EXERCISE PROMPT |
Please print the full listing exactly.
[begin SUPPLIED MATERIAL]
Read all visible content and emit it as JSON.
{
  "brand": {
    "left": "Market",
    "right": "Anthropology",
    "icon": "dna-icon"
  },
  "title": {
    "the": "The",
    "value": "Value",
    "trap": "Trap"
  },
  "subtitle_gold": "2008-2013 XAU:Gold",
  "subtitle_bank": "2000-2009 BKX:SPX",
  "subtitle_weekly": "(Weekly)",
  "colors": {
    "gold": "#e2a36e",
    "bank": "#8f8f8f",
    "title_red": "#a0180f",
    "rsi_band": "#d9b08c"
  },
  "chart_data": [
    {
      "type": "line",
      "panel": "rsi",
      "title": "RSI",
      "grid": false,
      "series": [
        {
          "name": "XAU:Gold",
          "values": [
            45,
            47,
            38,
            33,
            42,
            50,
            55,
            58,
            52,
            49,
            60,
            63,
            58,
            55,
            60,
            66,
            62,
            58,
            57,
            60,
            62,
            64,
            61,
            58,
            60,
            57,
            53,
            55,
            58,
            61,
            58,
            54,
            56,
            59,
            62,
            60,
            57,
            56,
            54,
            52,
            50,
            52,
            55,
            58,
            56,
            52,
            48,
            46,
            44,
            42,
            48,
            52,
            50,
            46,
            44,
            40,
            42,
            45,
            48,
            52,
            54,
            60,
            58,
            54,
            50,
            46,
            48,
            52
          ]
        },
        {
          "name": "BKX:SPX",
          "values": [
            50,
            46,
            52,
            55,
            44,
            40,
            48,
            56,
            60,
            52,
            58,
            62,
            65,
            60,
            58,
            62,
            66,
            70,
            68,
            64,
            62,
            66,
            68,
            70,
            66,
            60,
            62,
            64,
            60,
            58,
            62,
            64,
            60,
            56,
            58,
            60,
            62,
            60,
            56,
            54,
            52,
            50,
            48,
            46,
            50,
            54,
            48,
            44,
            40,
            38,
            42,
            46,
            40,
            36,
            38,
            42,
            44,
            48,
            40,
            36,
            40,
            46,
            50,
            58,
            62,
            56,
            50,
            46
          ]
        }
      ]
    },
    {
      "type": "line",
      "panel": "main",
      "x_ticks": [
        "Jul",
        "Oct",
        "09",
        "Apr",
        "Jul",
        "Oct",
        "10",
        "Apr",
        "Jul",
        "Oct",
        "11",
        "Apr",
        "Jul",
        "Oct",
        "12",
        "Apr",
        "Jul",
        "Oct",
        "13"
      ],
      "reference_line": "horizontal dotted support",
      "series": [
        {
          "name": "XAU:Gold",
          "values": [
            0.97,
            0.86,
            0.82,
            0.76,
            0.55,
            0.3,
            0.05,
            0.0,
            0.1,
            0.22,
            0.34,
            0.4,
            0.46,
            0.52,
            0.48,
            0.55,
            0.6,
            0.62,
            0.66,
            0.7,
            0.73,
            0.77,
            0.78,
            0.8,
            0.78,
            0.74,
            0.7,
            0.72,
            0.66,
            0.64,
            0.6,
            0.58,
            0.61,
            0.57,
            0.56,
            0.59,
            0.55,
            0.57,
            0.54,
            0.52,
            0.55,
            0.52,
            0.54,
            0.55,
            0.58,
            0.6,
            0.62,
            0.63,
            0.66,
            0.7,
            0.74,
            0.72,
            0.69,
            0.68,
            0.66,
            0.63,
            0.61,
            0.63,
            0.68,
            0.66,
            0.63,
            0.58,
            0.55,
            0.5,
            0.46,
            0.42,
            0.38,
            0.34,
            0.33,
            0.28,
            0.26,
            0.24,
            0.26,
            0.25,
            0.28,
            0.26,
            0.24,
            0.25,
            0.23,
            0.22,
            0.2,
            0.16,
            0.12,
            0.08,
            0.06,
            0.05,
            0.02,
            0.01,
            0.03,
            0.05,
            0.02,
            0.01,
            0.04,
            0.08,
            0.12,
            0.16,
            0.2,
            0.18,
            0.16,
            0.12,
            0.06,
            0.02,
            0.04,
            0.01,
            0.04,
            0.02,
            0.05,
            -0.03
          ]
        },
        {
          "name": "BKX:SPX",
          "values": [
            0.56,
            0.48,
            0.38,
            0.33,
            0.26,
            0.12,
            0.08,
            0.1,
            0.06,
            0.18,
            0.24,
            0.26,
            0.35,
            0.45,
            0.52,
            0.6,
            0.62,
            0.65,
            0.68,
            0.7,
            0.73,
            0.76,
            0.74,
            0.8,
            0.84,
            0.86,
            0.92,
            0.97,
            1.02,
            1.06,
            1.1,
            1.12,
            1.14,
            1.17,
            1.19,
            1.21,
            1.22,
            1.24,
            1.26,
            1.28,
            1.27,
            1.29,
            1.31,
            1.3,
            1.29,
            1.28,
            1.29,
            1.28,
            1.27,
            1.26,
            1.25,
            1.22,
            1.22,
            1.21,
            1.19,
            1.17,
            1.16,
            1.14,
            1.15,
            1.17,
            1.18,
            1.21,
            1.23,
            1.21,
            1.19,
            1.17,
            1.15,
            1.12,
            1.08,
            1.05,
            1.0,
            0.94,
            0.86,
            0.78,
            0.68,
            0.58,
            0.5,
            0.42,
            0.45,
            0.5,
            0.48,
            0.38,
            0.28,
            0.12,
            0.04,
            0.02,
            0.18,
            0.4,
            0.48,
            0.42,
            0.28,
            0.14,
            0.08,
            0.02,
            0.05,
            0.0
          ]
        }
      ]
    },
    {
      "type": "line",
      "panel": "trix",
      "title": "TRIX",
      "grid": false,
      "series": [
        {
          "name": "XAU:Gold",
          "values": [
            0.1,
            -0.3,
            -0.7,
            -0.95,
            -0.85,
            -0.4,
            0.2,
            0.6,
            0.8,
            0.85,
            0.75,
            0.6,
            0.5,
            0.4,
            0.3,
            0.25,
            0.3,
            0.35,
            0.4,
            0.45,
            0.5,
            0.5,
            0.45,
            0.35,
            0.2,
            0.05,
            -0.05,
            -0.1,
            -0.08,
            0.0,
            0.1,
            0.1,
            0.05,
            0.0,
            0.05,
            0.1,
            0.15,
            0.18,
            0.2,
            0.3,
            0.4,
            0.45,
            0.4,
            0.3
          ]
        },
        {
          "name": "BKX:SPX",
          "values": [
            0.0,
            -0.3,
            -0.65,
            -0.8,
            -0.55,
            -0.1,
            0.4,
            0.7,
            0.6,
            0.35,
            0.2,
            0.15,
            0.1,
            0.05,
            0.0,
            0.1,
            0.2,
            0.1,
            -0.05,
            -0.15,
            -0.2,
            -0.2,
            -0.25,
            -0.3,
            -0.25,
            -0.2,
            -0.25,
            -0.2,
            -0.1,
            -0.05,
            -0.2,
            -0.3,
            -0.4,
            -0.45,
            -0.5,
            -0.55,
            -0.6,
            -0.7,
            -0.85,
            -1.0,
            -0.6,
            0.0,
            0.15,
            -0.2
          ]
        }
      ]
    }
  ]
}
[end SUPPLIED MATERIAL]
RESPONSE TO THE EXERCISE |
Read all visible content and emit it as JSON.
{
  "brand": {
    "left": "Market",
    "right": "Anthropology",
    "icon": "dna-icon"
  },
  "title": {
    "the": "The",
    "value": "Value",
    "trap": "Trap"
  },
  "subtitle_gold": "2008-2013 XAU:Gold",
  "subtitle_bank": "2000-2009 BKX:SPX",
  "subtitle_weekly": "(Weekly)",
  "colors": {
    "gold": "#e2a36e",
    "bank": "#8f8f8f",
    "title_red": "#a0180f",
    "rsi_band": "#d9b08c"
  },
  "chart_data": [
    {
      "type": "line",
      "panel": "rsi",
      "title": "RSI",
      "grid": false,
      "series": [
        {
          "name": "XAU:Gold",
          "values": [
            45,
            47,
            38,
            33,
            42,
            50,
            55,
            58,
            52,
            49,
            60,
            63,
            58,
            55,
            60,
            66,
            62,
            58,
            57,
            60,
            62,
            64,
            61,
            58,
            60,
            57,
            53,
            55,
            58,
            61,
            58,
            54,
            56,
            59,
            62,
            60,
            57,
            56,
            54,
            52,
            50,
            52,
            55,
            58,
            56,
            52,
            48,
            46,
            44,
            42,
            48,
            52,
            50,
            46,
            44,
            40,
            42,
            45,
            48,
            52,
            54,
            60,
            58,
            54,
            50,
            46,
            48,
            52
          ]
        },
        {
          "name": "BKX:SPX",
          "values": [
            50,
            46,
            52,
            55,
            44,
            40,
            48,
            56,
            60,
            52,
            58,
            62,
            65,
            60,
            58,
            62,
            66,
            70,
            68,
            64,
            62,
            66,
            68,
            70,
            66,
            60,
            62,
            64,
            60,
            58,
            62,
            64,
            60,
            56,
            58,
            60,
            62,
            60,
            56,
            54,
            52,
            50,
            48,
            46,
            50,
            54,
            48,
            44,
            40,
            38,
            42,
            46,
            40,
            36,
            38,
            42,
            44,
            48,
            40,
            36,
            40,
            46,
            50,
            58,
            62,
            56,
            50,
            46
          ]
        }
      ]
    },
    {
      "type": "line",
      "panel": "main",
      "x_ticks": [
        "Jul",
        "Oct",
        "09",
        "Apr",
        "Jul",
        "Oct",
        "10",
        "Apr",
        "Jul",
        "Oct",
        "11",
        "Apr",
        "Jul",
        "Oct",
        "12",
        "Apr",
        "Jul",
        "Oct",
        "13"
      ],
      "reference_line": "horizontal dotted support",
      "series": [
        {
          "name": "XAU:Gold",
          "values": [
            0.97,
            0.86,
            0.82,
            0.76,
            0.55,
            0.3,
            0.05,
            0.0,
            0.1,
            0.22,
            0.34,
            0.4,
            0.46,
            0.52,
            0.48,
            0.55,
            0.6,
            0.62,
            0.66,
            0.7,
            0.73,
            0.77,
            0.78,
            0.8,
            0.78,
            0.74,
            0.7,
            0.72,
            0.66,
            0.64,
            0.6,
            0.58,
            0.61,
            0.57,
            0.56,
            0.59,
            0.55,
            0.57,
            0.54,
            0.52,
            0.55,
            0.52,
            0.54,
            0.55,
            0.58,
            0.6,
            0.62,
            0.63,
            0.66,
            0.7,
            0.74,
            0.72,
            0.69,
            0.68,
            0.66,
            0.63,
            0.61,
            0.63,
            0.68,
            0.66,
            0.63,
            0.58,
            0.55,
            0.5,
            0.46,
            0.42,
            0.38,
            0.34,
            0.33,
            0.28,
            0.26,
            0.24,
            0.26,
            0.25,
            0.28,
            0.26,
            0.24,
            0.25,
            0.23,
            0.22,
            0.2,
            0.16,
            0.12,
            0.08,
            0.06,
            0.05,
            0.02,
            0.01,
            0.03,
            0.05,
            0.02,
            0.01,
            0.04,
            0.08,
            0.12,
            0.16,
            0.2,
            0.18,
            0.16,
            0.12,
            0.06,
            0.02,
            0.04,
            0.01,
            0.04,
            0.02,
            0.05,
            -0.03
          ]
        },
        {
          "name": "BKX:SPX",
          "values": [
            0.56,
            0.48,
            0.38,
            0.33,
            0.26,
            0.12,
            0.08,
            0.1,
            0.06,
            0.18,
            0.24,
            0.26,
            0.35,
            0.45,
            0.52,
            0.6,
            0.62,
            0.65,
            0.68,
            0.7,
            0.73,
            0.76,
            0.74,
            0.8,
            0.84,
            0.86,
            0.92,
            0.97,
            1.02,
            1.06,
            1.1,
            1.12,
            1.14,
            1.17,
            1.19,
            1.21,
            1.22,
            1.24,
            1.26,
            1.28,
            1.27,
            1.29,
            1.31,
            1.3,
            1.29,
            1.28,
            1.29,
            1.28,
            1.27,
            1.26,
            1.25,
            1.22,
            1.22,
            1.21,
            1.19,
            1.17,
            1.16,
            1.14,
            1.15,
            1.17,
            1.18,
            1.21,
            1.23,
            1.21,
            1.19,
            1.17,
            1.15,
            1.12,
            1.08,
            1.05,
            1.0,
            0.94,
            0.86,
            0.78,
            0.68,
            0.58,
            0.5,
            0.42,
            0.45,
            0.5,
            0.48,
            0.38,
            0.28,
            0.12,
            0.04,
            0.02,
            0.18,
            0.4,
            0.48,
            0.42,
            0.28,
            0.14,
            0.08,
            0.02,
            0.05,
            0.0
          ]
        }
      ]
    },
    {
      "type": "line",
      "panel": "trix",
      "title": "TRIX",
      "grid": false,
      "series": [
        {
          "name": "XAU:Gold",
          "values": [
            0.1,
            -0.3,
            -0.7,
            -0.95,
            -0.85,
            -0.4,
            0.2,
            0.6,
            0.8,
            0.85,
            0.75,
            0.6,
            0.5,
            0.4,
            0.3,
            0.25,
            0.3,
            0.35,
            0.4,
            0.45,
            0.5,
            0.5,
            0.45,
            0.35,
            0.2,
            0.05,
            -0.05,
            -0.1,
            -0.08,
            0.0,
            0.1,
            0.1,
            0.05,
            0.0,
            0.05,
            0.1,
            0.15,
            0.18,
            0.2,
            0.3,
            0.4,
            0.45,
            0.4,
            0.3
          ]
        },
        {
          "name": "BKX:SPX",
          "values": [
            0.0,
            -0.3,
            -0.65,
            -0.8,
            -0.55,
            -0.1,
            0.4,
            0.7,
            0.6,
            0.35,
            0.2,
            0.15,
            0.1,
            0.05,
            0.0,
            0.1,
            0.2,
            0.1,
            -0.05,
            -0.15,
            -0.2,
            -0.2,
            -0.25,
            -0.3,
            -0.25,
            -0.2,
            -0.25,
            -0.2,
            -0.1,
            -0.05,
            -0.2,
            -0.3,
            -0.4,
            -0.45,
            -0.5,
            -0.55,
            -0.6,
            -0.7,
            -0.85,
            -1.0,
            -0.6,
            0.0,
            0.15,
            -0.2
          ]
        }
      ]
    }
  ]
}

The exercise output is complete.